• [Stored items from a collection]

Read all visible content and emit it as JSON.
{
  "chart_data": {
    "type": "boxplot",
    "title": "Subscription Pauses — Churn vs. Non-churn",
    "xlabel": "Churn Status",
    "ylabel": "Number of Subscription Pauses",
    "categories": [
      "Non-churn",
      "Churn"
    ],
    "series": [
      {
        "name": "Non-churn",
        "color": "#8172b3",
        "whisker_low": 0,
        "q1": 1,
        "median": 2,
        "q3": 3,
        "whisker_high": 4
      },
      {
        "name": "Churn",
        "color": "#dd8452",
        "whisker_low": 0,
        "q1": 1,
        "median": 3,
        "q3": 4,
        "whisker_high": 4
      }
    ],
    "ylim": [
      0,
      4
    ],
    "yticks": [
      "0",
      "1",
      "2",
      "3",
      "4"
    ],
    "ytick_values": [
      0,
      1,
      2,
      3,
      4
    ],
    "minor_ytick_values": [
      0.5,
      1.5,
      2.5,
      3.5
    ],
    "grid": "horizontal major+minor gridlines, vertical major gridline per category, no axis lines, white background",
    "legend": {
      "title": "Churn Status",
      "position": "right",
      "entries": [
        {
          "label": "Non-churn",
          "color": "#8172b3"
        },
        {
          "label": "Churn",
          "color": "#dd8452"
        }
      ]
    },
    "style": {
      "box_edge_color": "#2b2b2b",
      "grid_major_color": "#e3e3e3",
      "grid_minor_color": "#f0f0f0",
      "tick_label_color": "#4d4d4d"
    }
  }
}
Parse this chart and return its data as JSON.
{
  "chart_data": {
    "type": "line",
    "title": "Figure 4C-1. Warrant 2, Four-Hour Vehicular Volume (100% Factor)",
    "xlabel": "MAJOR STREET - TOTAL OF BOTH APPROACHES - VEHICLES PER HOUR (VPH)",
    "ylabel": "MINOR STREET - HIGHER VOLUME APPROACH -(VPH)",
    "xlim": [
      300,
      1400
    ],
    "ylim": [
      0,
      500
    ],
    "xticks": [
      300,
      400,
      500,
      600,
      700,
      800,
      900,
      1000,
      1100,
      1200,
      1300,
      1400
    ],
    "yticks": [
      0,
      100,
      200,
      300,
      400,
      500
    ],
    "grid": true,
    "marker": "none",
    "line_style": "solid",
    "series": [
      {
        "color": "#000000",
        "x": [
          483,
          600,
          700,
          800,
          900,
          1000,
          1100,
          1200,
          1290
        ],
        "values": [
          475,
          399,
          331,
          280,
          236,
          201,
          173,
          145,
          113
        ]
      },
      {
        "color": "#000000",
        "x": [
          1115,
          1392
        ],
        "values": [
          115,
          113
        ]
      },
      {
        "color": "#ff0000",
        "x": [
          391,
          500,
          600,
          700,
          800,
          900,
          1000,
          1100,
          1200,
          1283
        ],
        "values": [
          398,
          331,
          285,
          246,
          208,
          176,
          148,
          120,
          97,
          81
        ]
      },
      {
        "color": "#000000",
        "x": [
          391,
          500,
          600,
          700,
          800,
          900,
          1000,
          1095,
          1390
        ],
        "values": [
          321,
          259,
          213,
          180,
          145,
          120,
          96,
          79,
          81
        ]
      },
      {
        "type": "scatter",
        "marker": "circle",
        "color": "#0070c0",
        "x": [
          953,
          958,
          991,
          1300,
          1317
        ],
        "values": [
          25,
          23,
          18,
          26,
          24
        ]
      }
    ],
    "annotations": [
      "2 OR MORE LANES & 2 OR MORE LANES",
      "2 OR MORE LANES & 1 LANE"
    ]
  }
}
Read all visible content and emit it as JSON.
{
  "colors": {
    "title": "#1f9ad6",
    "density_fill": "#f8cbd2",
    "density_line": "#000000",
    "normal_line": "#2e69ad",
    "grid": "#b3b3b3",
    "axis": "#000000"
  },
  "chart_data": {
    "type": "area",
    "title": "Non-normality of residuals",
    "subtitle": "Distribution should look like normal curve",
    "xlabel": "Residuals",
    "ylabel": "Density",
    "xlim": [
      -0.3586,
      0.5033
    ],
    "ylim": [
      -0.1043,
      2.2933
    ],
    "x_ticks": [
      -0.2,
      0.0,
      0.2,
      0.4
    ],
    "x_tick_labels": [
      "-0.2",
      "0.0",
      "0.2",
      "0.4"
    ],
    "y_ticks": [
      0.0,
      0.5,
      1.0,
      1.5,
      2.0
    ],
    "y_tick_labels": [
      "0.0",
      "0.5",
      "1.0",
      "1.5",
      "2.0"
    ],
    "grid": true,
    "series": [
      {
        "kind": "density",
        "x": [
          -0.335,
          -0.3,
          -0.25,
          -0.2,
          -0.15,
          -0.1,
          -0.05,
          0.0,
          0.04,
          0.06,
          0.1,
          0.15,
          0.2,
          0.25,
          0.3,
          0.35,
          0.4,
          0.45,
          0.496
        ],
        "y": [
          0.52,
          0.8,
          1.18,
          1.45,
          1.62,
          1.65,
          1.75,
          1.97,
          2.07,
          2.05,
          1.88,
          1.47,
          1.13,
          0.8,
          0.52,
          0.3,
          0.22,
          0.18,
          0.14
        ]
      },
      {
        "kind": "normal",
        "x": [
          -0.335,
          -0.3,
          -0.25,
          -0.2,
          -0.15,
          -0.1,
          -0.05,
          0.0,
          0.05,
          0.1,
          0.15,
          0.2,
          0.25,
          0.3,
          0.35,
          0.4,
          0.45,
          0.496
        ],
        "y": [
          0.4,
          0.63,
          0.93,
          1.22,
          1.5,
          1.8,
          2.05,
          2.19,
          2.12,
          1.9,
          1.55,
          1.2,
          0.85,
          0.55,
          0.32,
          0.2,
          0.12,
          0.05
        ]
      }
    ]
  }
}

• [Your instructions] Copy out the material above in its entirety. Every detail must match.

• [Solution]
Read all visible content and emit it as JSON.
{
  "chart_data": {
    "type": "boxplot",
    "title": "Subscription Pauses — Churn vs. Non-churn",
    "xlabel": "Churn Status",
    "ylabel": "Number of Subscription Pauses",
    "categories": [
      "Non-churn",
      "Churn"
    ],
    "series": [
      {
        "name": "Non-churn",
        "color": "#8172b3",
        "whisker_low": 0,
        "q1": 1,
        "median": 2,
        "q3": 3,
        "whisker_high": 4
      },
      {
        "name": "Churn",
        "color": "#dd8452",
        "whisker_low": 0,
        "q1": 1,
        "median": 3,
        "q3": 4,
        "whisker_high": 4
      }
    ],
    "ylim": [
      0,
      4
    ],
    "yticks": [
      "0",
      "1",
      "2",
      "3",
      "4"
    ],
    "ytick_values": [
      0,
      1,
      2,
      3,
      4
    ],
    "minor_ytick_values": [
      0.5,
      1.5,
      2.5,
      3.5
    ],
    "grid": "horizontal major+minor gridlines, vertical major gridline per category, no axis lines, white background",
    "legend": {
      "title": "Churn Status",
      "position": "right",
      "entries": [
        {
          "label": "Non-churn",
          "color": "#8172b3"
        },
        {
          "label": "Churn",
          "color": "#dd8452"
        }
      ]
    },
    "style": {
      "box_edge_color": "#2b2b2b",
      "grid_major_color": "#e3e3e3",
      "grid_minor_color": "#f0f0f0",
      "tick_label_color": "#4d4d4d"
    }
  }
}
Parse this chart and return its data as JSON.
{
  "chart_data": {
    "type": "line",
    "title": "Figure 4C-1. Warrant 2, Four-Hour Vehicular Volume (100% Factor)",
    "xlabel": "MAJOR STREET - TOTAL OF BOTH APPROACHES - VEHICLES PER HOUR (VPH)",
    "ylabel": "MINOR STREET - HIGHER VOLUME APPROACH -(VPH)",
    "xlim": [
      300,
      1400
    ],
    "ylim": [
      0,
      500
    ],
    "xticks": [
      300,
      400,
      500,
      600,
      700,
      800,
      900,
      1000,
      1100,
      1200,
      1300,
      1400
    ],
    "yticks": [
      0,
      100,
      200,
      300,
      400,
      500
    ],
    "grid": true,
    "marker": "none",
    "line_style": "solid",
    "series": [
      {
        "color": "#000000",
        "x": [
          483,
          600,
          700,
          800,
          900,
          1000,
          1100,
          1200,
          1290
        ],
        "values": [
          475,
          399,
          331,
          280,
          236,
          201,
          173,
          145,
          113
        ]
      },
      {
        "color": "#000000",
        "x": [
          1115,
          1392
        ],
        "values": [
          115,
          113
        ]
      },
      {
        "color": "#ff0000",
        "x": [
          391,
          500,
          600,
          700,
          800,
          900,
          1000,
          1100,
          1200,
          1283
        ],
        "values": [
          398,
          331,
          285,
          246,
          208,
          176,
          148,
          120,
          97,
          81
        ]
      },
      {
        "color": "#000000",
        "x": [
          391,
          500,
          600,
          700,
          800,
          900,
          1000,
          1095,
          1390
        ],
        "values": [
          321,
          259,
          213,
          180,
          145,
          120,
          96,
          79,
          81
        ]
      },
      {
        "type": "scatter",
        "marker": "circle",
        "color": "#0070c0",
        "x": [
          953,
          958,
          991,
          1300,
          1317
        ],
        "values": [
          25,
          23,
          18,
          26,
          24
        ]
      }
    ],
    "annotations": [
      "2 OR MORE LANES & 2 OR MORE LANES",
      "2 OR MORE LANES & 1 LANE"
    ]
  }
}
Read all visible content and emit it as JSON.
{
  "colors": {
    "title": "#1f9ad6",
    "density_fill": "#f8cbd2",
    "density_line": "#000000",
    "normal_line": "#2e69ad",
    "grid": "#b3b3b3",
    "axis": "#000000"
  },
  "chart_data": {
    "type": "area",
    "title": "Non-normality of residuals",
    "subtitle": "Distribution should look like normal curve",
    "xlabel": "Residuals",
    "ylabel": "Density",
    "xlim": [
      -0.3586,
      0.5033
    ],
    "ylim": [
      -0.1043,
      2.2933
    ],
    "x_ticks": [
      -0.2,
      0.0,
      0.2,
      0.4
    ],
    "x_tick_labels": [
      "-0.2",
      "0.0",
      "0.2",
      "0.4"
    ],
    "y_ticks": [
      0.0,
      0.5,
      1.0,
      1.5,
      2.0
    ],
    "y_tick_labels": [
      "0.0",
      "0.5",
      "1.0",
      "1.5",
      "2.0"
    ],
    "grid": true,
    "series": [
      {
        "kind": "density",
        "x": [
          -0.335,
          -0.3,
          -0.25,
          -0.2,
          -0.15,
          -0.1,
          -0.05,
          0.0,
          0.04,
          0.06,
          0.1,
          0.15,
          0.2,
          0.25,
          0.3,
          0.35,
          0.4,
          0.45,
          0.496
        ],
        "y": [
          0.52,
          0.8,
          1.18,
          1.45,
          1.62,
          1.65,
          1.75,
          1.97,
          2.07,
          2.05,
          1.88,
          1.47,
          1.13,
          0.8,
          0.52,
          0.3,
          0.22,
          0.18,
          0.14
        ]
      },
      {
        "kind": "normal",
        "x": [
          -0.335,
          -0.3,
          -0.25,
          -0.2,
          -0.15,
          -0.1,
          -0.05,
          0.0,
          0.05,
          0.1,
          0.15,
          0.2,
          0.25,
          0.3,
          0.35,
          0.4,
          0.45,
          0.496
        ],
        "y": [
          0.4,
          0.63,
          0.93,
          1.22,
          1.5,
          1.8,
          2.05,
          2.19,
          2.12,
          1.9,
          1.55,
          1.2,
          0.85,
          0.55,
          0.32,
          0.2,
          0.12,
          0.05
        ]
      }
    ]
  }
}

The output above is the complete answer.